DIRECTIONS>
Locate each line in the records containing "title". Copy it.

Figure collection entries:
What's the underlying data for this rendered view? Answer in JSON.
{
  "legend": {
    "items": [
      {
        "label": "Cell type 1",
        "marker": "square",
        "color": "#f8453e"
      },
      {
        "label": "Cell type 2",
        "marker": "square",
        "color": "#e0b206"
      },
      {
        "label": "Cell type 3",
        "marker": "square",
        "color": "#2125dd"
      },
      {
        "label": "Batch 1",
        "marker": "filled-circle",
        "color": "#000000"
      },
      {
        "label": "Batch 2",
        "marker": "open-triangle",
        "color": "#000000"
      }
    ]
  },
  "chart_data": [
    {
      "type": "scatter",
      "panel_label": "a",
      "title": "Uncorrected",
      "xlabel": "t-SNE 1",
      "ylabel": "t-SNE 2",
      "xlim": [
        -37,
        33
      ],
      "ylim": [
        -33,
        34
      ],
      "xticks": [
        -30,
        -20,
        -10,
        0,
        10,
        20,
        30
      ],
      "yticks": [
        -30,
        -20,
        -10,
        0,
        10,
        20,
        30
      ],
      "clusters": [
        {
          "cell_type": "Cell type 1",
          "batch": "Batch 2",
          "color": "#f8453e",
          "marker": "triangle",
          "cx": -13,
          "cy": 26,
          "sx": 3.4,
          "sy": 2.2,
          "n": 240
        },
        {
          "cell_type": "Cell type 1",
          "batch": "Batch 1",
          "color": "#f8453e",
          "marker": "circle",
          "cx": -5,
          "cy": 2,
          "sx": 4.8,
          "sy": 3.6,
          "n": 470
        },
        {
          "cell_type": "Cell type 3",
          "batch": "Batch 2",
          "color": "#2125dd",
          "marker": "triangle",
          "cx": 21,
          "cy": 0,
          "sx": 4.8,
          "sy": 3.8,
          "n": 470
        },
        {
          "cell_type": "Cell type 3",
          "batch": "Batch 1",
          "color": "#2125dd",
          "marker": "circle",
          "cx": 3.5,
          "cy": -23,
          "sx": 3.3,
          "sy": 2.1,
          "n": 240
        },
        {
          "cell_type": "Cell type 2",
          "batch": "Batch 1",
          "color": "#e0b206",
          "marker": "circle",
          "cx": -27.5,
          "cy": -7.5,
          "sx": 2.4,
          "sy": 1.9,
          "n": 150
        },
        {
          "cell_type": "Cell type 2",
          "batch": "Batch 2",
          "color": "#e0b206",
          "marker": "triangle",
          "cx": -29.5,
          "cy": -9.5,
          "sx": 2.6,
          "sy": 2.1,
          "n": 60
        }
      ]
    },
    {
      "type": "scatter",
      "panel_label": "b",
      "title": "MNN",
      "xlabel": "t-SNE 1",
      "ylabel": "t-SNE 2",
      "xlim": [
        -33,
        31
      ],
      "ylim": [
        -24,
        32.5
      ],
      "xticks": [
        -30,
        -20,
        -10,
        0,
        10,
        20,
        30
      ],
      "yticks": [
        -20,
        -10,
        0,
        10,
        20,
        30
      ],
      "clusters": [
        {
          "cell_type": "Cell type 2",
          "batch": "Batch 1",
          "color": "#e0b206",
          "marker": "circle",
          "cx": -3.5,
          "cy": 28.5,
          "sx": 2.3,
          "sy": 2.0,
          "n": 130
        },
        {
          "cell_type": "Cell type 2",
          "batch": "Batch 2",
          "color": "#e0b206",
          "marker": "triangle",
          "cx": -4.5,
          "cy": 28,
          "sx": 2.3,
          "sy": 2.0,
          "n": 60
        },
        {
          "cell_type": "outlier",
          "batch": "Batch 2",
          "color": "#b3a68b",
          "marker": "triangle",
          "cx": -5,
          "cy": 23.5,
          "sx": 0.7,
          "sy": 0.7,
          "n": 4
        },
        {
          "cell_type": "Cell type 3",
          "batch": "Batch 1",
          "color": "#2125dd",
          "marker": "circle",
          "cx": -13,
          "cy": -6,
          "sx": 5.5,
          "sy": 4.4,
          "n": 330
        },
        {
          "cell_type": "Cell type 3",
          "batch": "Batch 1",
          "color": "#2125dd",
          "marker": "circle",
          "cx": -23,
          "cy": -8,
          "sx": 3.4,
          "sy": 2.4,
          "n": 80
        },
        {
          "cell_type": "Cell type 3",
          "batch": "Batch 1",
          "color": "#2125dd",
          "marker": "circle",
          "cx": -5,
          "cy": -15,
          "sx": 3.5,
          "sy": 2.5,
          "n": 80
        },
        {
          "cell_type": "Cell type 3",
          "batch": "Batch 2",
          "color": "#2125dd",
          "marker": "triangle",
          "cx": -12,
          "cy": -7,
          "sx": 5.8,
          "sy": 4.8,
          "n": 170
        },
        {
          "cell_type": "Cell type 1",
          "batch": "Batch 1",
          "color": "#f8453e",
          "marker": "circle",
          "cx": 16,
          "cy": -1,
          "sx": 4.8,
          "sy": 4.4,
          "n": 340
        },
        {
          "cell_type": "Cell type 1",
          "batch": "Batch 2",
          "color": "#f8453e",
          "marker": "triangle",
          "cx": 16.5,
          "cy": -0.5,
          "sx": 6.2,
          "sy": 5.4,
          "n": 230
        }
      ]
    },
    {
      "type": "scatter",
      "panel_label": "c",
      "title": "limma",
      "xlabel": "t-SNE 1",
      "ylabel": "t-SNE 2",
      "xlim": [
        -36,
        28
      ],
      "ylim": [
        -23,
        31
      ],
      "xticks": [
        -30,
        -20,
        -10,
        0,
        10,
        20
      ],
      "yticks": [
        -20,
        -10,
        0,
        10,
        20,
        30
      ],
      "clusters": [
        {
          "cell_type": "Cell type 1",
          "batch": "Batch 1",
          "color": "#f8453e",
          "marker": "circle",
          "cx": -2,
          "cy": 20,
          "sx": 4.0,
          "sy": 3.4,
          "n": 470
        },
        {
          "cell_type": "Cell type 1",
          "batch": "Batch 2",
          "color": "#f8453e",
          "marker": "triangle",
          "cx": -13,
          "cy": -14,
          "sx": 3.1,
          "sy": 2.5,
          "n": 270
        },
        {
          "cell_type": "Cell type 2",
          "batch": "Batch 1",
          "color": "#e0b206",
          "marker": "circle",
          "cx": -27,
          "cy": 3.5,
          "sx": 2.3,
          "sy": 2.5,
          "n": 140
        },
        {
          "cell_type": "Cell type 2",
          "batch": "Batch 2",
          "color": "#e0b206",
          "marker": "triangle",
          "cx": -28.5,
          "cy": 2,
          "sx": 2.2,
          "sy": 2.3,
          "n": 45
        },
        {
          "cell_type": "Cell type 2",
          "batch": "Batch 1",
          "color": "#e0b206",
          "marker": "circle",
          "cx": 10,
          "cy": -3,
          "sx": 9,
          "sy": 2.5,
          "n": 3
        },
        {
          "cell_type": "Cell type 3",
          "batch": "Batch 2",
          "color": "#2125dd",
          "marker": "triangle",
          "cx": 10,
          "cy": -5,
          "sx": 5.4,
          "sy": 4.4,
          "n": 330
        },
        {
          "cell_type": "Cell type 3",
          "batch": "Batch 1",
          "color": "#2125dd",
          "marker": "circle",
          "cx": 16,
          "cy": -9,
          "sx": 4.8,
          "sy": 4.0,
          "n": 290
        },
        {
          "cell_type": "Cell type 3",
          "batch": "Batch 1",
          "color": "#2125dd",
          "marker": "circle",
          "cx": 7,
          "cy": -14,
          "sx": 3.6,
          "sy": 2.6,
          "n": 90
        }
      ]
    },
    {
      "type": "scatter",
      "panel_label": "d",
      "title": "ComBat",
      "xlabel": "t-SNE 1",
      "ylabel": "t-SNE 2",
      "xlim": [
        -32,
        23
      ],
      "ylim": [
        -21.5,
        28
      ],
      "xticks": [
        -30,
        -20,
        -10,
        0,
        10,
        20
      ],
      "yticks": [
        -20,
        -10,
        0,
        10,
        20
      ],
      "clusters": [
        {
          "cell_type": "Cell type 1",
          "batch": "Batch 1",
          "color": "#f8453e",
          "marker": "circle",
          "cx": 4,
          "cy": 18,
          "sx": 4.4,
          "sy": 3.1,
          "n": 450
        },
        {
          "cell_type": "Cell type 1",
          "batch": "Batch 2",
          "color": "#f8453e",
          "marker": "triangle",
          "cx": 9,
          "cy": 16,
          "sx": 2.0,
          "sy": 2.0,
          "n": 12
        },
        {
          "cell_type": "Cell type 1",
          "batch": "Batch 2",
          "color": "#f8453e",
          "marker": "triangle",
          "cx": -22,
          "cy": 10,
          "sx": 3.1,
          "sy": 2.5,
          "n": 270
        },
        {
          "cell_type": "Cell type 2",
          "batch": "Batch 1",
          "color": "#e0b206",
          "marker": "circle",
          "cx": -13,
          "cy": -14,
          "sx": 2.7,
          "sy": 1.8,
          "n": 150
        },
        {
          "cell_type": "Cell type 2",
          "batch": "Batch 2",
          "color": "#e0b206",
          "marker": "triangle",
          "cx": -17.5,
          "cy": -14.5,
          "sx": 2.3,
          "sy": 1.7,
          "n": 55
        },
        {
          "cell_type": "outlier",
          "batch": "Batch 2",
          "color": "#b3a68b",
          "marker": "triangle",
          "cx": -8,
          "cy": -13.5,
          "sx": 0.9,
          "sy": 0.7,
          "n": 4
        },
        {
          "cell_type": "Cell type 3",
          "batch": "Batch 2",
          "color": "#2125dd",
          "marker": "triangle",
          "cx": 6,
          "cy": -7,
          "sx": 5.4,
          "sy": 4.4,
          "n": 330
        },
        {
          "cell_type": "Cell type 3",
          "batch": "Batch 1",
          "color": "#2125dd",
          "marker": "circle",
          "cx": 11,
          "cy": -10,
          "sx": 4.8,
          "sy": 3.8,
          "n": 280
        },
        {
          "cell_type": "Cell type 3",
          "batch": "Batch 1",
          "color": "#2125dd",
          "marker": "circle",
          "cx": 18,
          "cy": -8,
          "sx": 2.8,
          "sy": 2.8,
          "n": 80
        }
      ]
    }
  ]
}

RESPONSE TO THE EXERCISE>
      "title": "Uncorrected",
      "title": "MNN",
      "title": "limma",
      "title": "ComBat",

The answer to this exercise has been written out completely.